Dataset items

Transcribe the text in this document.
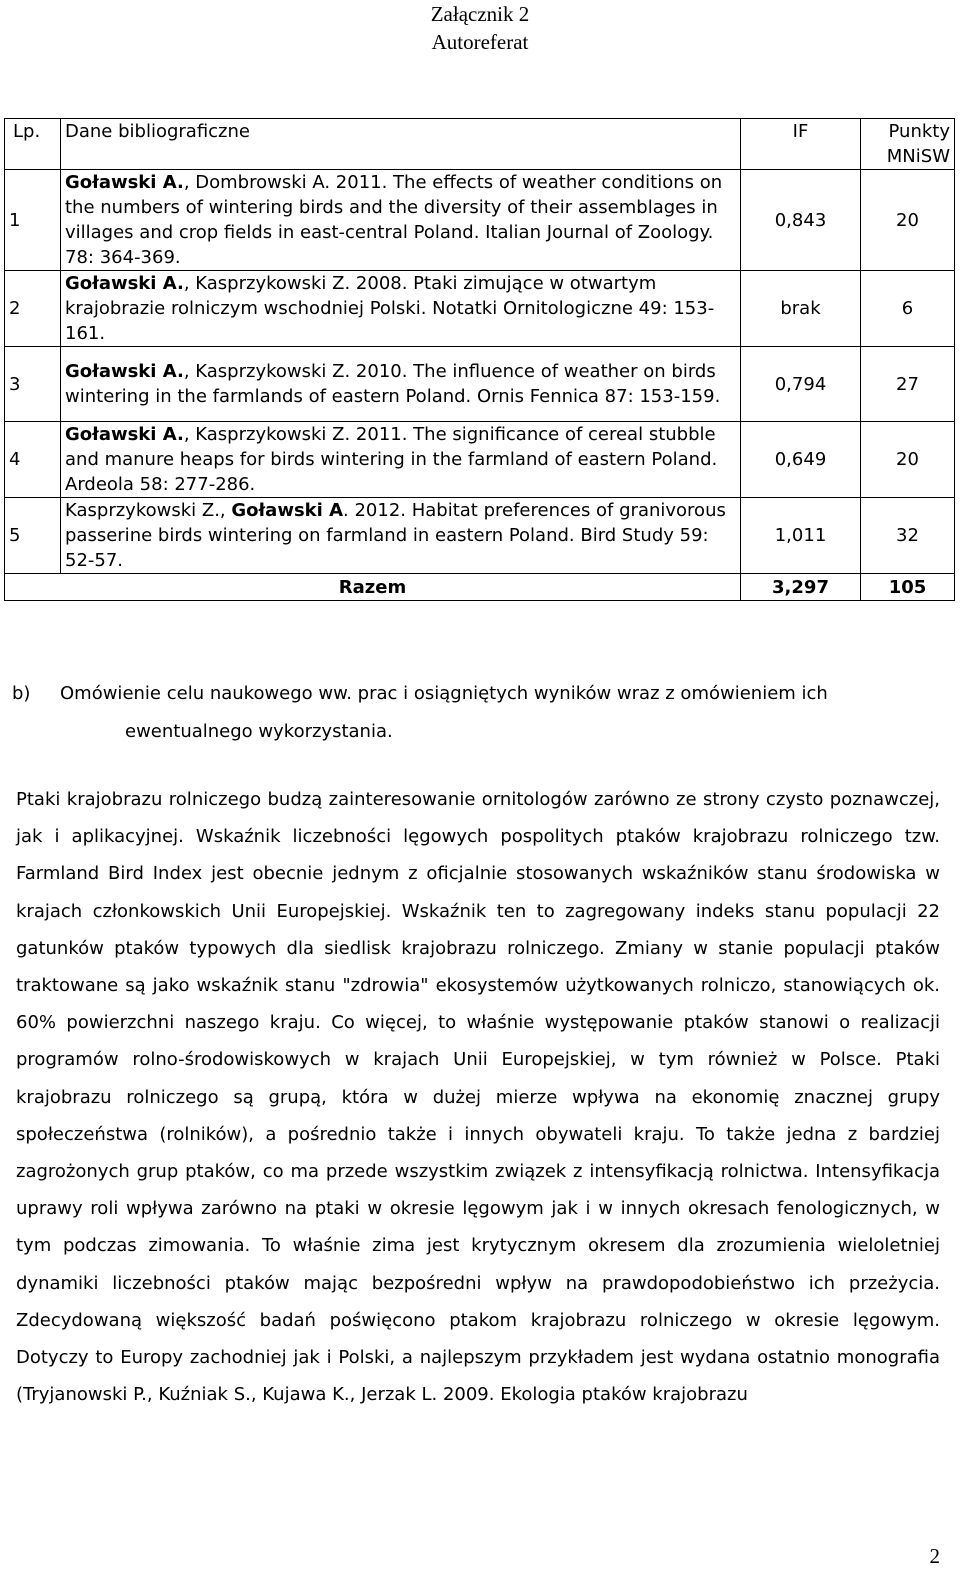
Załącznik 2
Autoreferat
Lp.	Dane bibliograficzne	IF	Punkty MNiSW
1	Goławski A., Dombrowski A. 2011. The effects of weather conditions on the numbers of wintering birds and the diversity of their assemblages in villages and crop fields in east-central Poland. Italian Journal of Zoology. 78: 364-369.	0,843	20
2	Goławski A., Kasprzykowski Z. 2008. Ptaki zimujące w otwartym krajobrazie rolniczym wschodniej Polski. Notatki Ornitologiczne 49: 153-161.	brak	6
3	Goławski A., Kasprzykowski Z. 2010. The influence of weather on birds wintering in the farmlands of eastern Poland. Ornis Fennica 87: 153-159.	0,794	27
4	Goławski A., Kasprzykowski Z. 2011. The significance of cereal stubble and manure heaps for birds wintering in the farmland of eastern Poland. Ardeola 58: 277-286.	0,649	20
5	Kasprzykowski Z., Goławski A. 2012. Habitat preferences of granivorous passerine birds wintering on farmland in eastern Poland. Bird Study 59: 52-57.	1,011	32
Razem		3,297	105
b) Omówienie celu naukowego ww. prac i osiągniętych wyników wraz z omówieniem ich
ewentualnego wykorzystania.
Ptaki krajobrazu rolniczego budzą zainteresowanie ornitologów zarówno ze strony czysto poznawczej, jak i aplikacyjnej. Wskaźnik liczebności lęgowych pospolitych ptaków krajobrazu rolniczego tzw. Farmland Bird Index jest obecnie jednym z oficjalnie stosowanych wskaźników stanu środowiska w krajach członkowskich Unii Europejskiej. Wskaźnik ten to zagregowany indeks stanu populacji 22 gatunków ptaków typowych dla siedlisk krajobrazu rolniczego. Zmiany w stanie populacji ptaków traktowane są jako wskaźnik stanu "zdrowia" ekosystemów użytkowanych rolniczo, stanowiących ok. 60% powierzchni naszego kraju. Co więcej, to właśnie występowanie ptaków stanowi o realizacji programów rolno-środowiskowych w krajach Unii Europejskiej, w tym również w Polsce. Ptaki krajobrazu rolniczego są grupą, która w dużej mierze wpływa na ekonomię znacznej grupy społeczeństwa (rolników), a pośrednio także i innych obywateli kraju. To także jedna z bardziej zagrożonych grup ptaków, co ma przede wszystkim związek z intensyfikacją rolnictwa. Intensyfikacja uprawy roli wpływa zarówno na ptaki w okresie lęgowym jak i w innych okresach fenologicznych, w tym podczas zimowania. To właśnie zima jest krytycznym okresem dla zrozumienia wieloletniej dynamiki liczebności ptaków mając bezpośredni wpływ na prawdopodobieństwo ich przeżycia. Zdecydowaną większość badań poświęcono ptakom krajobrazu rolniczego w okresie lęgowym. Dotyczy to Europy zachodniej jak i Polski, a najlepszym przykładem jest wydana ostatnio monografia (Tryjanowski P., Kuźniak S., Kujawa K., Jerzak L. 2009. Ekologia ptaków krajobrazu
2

Direction
Search the data for the word "Polski" and copy each line where it appears.

Full solution
2	Goławski A., Kasprzykowski Z. 2008. Ptaki zimujące w otwartym krajobrazie rolniczym wschodniej Polski. Notatki Ornitologiczne 49: 153-161.	brak	6
Ptaki krajobrazu rolniczego budzą zainteresowanie ornitologów zarówno ze strony czysto poznawczej, jak i aplikacyjnej. Wskaźnik liczebności lęgowych pospolitych ptaków krajobrazu rolniczego tzw. Farmland Bird Index jest obecnie jednym z oficjalnie stosowanych wskaźników stanu środowiska w krajach członkowskich Unii Europejskiej. Wskaźnik ten to zagregowany indeks stanu populacji 22 gatunków ptaków typowych dla siedlisk krajobrazu rolniczego. Zmiany w stanie populacji ptaków traktowane są jako wskaźnik stanu "zdrowia" ekosystemów użytkowanych rolniczo, stanowiących ok. 60% powierzchni naszego kraju. Co więcej, to właśnie występowanie ptaków stanowi o realizacji programów rolno-środowiskowych w krajach Unii Europejskiej, w tym również w Polsce. Ptaki krajobrazu rolniczego są grupą, która w dużej mierze wpływa na ekonomię znacznej grupy społeczeństwa (rolników), a pośrednio także i innych obywateli kraju. To także jedna z bardziej zagrożonych grup ptaków, co ma przede wszystkim związek z intensyfikacją rolnictwa. Intensyfikacja uprawy roli wpływa zarówno na ptaki w okresie lęgowym jak i w innych okresach fenologicznych, w tym podczas zimowania. To właśnie zima jest krytycznym okresem dla zrozumienia wieloletniej dynamiki liczebności ptaków mając bezpośredni wpływ na prawdopodobieństwo ich przeżycia. Zdecydowaną większość badań poświęcono ptakom krajobrazu rolniczego w okresie lęgowym. Dotyczy to Europy zachodniej jak i Polski, a najlepszym przykładem jest wydana ostatnio monografia (Tryjanowski P., Kuźniak S., Kujawa K., Jerzak L. 2009. Ekologia ptaków krajobrazu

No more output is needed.